### Written exercise
Without the pictures, output the records below word for word.

— START Data excerpts —

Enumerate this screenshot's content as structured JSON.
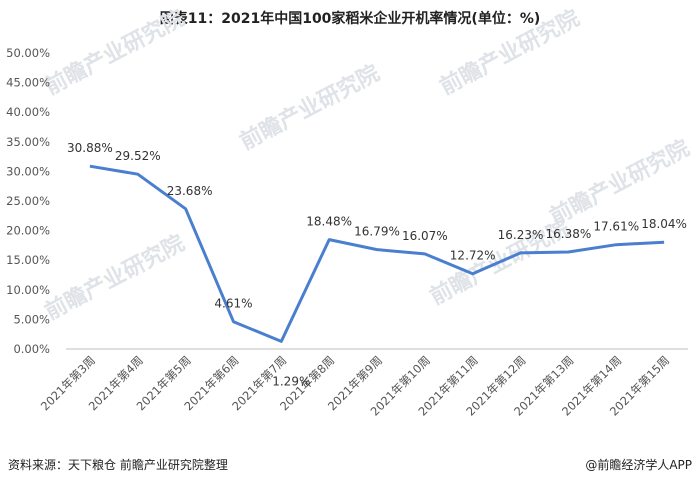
{
  "title": "图表11：2021年中国100家稻米企业开机率情况(单位：%)",
  "footer": {
    "source": "资料来源：天下粮仓 前瞻产业研究院整理",
    "brand": "@前瞻经济学人APP"
  },
  "watermark": "前瞻产业研究院",
  "colors": {
    "line": "#4a7fcf",
    "axis": "#bfbfbf",
    "text": "#333333"
  },
  "chart_data": {
    "type": "line",
    "title": "图表11：2021年中国100家稻米企业开机率情况(单位：%)",
    "categories": [
      "2021年第3周",
      "2021年第4周",
      "2021年第5周",
      "2021年第6周",
      "2021年第7周",
      "2021年第8周",
      "2021年第9周",
      "2021年第10周",
      "2021年第11周",
      "2021年第12周",
      "2021年第13周",
      "2021年第14周",
      "2021年第15周"
    ],
    "series": [
      {
        "values": [
          30.88,
          29.52,
          23.68,
          4.61,
          1.29,
          18.48,
          16.79,
          16.07,
          12.72,
          16.23,
          16.38,
          17.61,
          18.04
        ]
      }
    ],
    "data_labels": [
      "30.88%",
      "29.52%",
      "23.68%",
      "4.61%",
      "1.29%",
      "18.48%",
      "16.79%",
      "16.07%",
      "12.72%",
      "16.23%",
      "16.38%",
      "17.61%",
      "18.04%"
    ],
    "y_ticks": [
      "0.00%",
      "5.00%",
      "10.00%",
      "15.00%",
      "20.00%",
      "25.00%",
      "30.00%",
      "35.00%",
      "40.00%",
      "45.00%",
      "50.00%"
    ],
    "ylim": [
      0,
      50
    ],
    "grid": false,
    "legend": "none"
  }
}
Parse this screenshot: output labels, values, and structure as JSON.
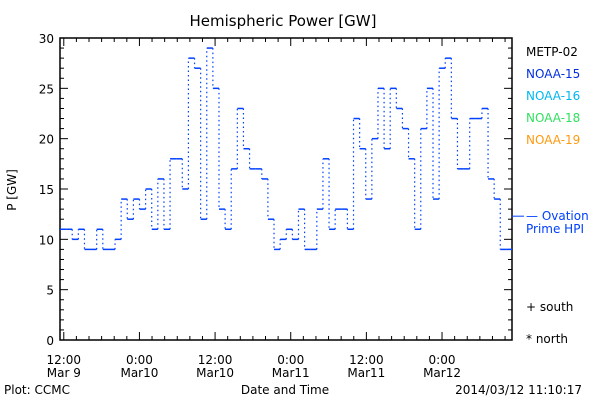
{
  "chart_data": {
    "type": "line",
    "title": "Hemispheric Power [GW]",
    "xlabel": "Date and Time",
    "ylabel": "P [GW]",
    "ylim": [
      0,
      30
    ],
    "xlim_hours_from_mar9_0000": [
      11.4,
      83.1
    ],
    "yticks": [
      0,
      5,
      10,
      15,
      20,
      25,
      30
    ],
    "xticks": [
      {
        "hour": 12,
        "line1": "12:00",
        "line2": "Mar 9"
      },
      {
        "hour": 24,
        "line1": "0:00",
        "line2": "Mar10"
      },
      {
        "hour": 36,
        "line1": "12:00",
        "line2": "Mar10"
      },
      {
        "hour": 48,
        "line1": "0:00",
        "line2": "Mar11"
      },
      {
        "hour": 60,
        "line1": "12:00",
        "line2": "Mar11"
      },
      {
        "hour": 72,
        "line1": "0:00",
        "line2": "Mar12"
      }
    ],
    "series": [
      {
        "name": "NOAA-15 step (Ovation Prime HPI)",
        "color": "#0040ff",
        "start_hour": 11.4,
        "step_hours": 0.97,
        "values": [
          11,
          11,
          10,
          11,
          9,
          9,
          11,
          9,
          9,
          10,
          14,
          12,
          14,
          13,
          15,
          11,
          16,
          11,
          18,
          18,
          15,
          28,
          27,
          12,
          29,
          25,
          13,
          11,
          17,
          23,
          19,
          17,
          17,
          16,
          12,
          9,
          10,
          11,
          10,
          13,
          9,
          9,
          13,
          18,
          11,
          13,
          13,
          11,
          22,
          19,
          14,
          20,
          25,
          19,
          25,
          23,
          21,
          18,
          11,
          21,
          25,
          14,
          27,
          28,
          22,
          17,
          17,
          22,
          22,
          23,
          16,
          14,
          9,
          9
        ]
      }
    ],
    "ovation_marker_value": 12.3,
    "legend": [
      {
        "label": "METP-02",
        "color": "#000000"
      },
      {
        "label": "NOAA-15",
        "color": "#0030e0"
      },
      {
        "label": "NOAA-16",
        "color": "#00b8f0"
      },
      {
        "label": "NOAA-18",
        "color": "#30e060"
      },
      {
        "label": "NOAA-19",
        "color": "#ff9a10"
      }
    ],
    "ovation_label_1": "— Ovation",
    "ovation_label_2": "Prime HPI",
    "south_label": "+ south",
    "north_label": "* north",
    "legend_placement": "right"
  },
  "footer": {
    "left": "Plot: CCMC",
    "timestamp": "2014/03/12 11:10:17"
  }
}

— END Data excerpts —

### Solution for this exercise
Enumerate this screenshot's content as structured JSON.
{
  "title": "图表11：2021年中国100家稻米企业开机率情况(单位：%)",
  "footer": {
    "source": "资料来源：天下粮仓 前瞻产业研究院整理",
    "brand": "@前瞻经济学人APP"
  },
  "watermark": "前瞻产业研究院",
  "colors": {
    "line": "#4a7fcf",
    "axis": "#bfbfbf",
    "text": "#333333"
  },
  "chart_data": {
    "type": "line",
    "title": "图表11：2021年中国100家稻米企业开机率情况(单位：%)",
    "categories": [
      "2021年第3周",
      "2021年第4周",
      "2021年第5周",
      "2021年第6周",
      "2021年第7周",
      "2021年第8周",
      "2021年第9周",
      "2021年第10周",
      "2021年第11周",
      "2021年第12周",
      "2021年第13周",
      "2021年第14周",
      "2021年第15周"
    ],
    "series": [
      {
        "values": [
          30.88,
          29.52,
          23.68,
          4.61,
          1.29,
          18.48,
          16.79,
          16.07,
          12.72,
          16.23,
          16.38,
          17.61,
          18.04
        ]
      }
    ],
    "data_labels": [
      "30.88%",
      "29.52%",
      "23.68%",
      "4.61%",
      "1.29%",
      "18.48%",
      "16.79%",
      "16.07%",
      "12.72%",
      "16.23%",
      "16.38%",
      "17.61%",
      "18.04%"
    ],
    "y_ticks": [
      "0.00%",
      "5.00%",
      "10.00%",
      "15.00%",
      "20.00%",
      "25.00%",
      "30.00%",
      "35.00%",
      "40.00%",
      "45.00%",
      "50.00%"
    ],
    "ylim": [
      0,
      50
    ],
    "grid": false,
    "legend": "none"
  }
}
Parse this screenshot: output labels, values, and structure as JSON.
{
  "chart_data": {
    "type": "line",
    "title": "Hemispheric Power [GW]",
    "xlabel": "Date and Time",
    "ylabel": "P [GW]",
    "ylim": [
      0,
      30
    ],
    "xlim_hours_from_mar9_0000": [
      11.4,
      83.1
    ],
    "yticks": [
      0,
      5,
      10,
      15,
      20,
      25,
      30
    ],
    "xticks": [
      {
        "hour": 12,
        "line1": "12:00",
        "line2": "Mar 9"
      },
      {
        "hour": 24,
        "line1": "0:00",
        "line2": "Mar10"
      },
      {
        "hour": 36,
        "line1": "12:00",
        "line2": "Mar10"
      },
      {
        "hour": 48,
        "line1": "0:00",
        "line2": "Mar11"
      },
      {
        "hour": 60,
        "line1": "12:00",
        "line2": "Mar11"
      },
      {
        "hour": 72,
        "line1": "0:00",
        "line2": "Mar12"
      }
    ],
    "series": [
      {
        "name": "NOAA-15 step (Ovation Prime HPI)",
        "color": "#0040ff",
        "start_hour": 11.4,
        "step_hours": 0.97,
        "values": [
          11,
          11,
          10,
          11,
          9,
          9,
          11,
          9,
          9,
          10,
          14,
          12,
          14,
          13,
          15,
          11,
          16,
          11,
          18,
          18,
          15,
          28,
          27,
          12,
          29,
          25,
          13,
          11,
          17,
          23,
          19,
          17,
          17,
          16,
          12,
          9,
          10,
          11,
          10,
          13,
          9,
          9,
          13,
          18,
          11,
          13,
          13,
          11,
          22,
          19,
          14,
          20,
          25,
          19,
          25,
          23,
          21,
          18,
          11,
          21,
          25,
          14,
          27,
          28,
          22,
          17,
          17,
          22,
          22,
          23,
          16,
          14,
          9,
          9
        ]
      }
    ],
    "ovation_marker_value": 12.3,
    "legend": [
      {
        "label": "METP-02",
        "color": "#000000"
      },
      {
        "label": "NOAA-15",
        "color": "#0030e0"
      },
      {
        "label": "NOAA-16",
        "color": "#00b8f0"
      },
      {
        "label": "NOAA-18",
        "color": "#30e060"
      },
      {
        "label": "NOAA-19",
        "color": "#ff9a10"
      }
    ],
    "ovation_label_1": "— Ovation",
    "ovation_label_2": "Prime HPI",
    "south_label": "+ south",
    "north_label": "* north",
    "legend_placement": "right"
  },
  "footer": {
    "left": "Plot: CCMC",
    "timestamp": "2014/03/12 11:10:17"
  }
}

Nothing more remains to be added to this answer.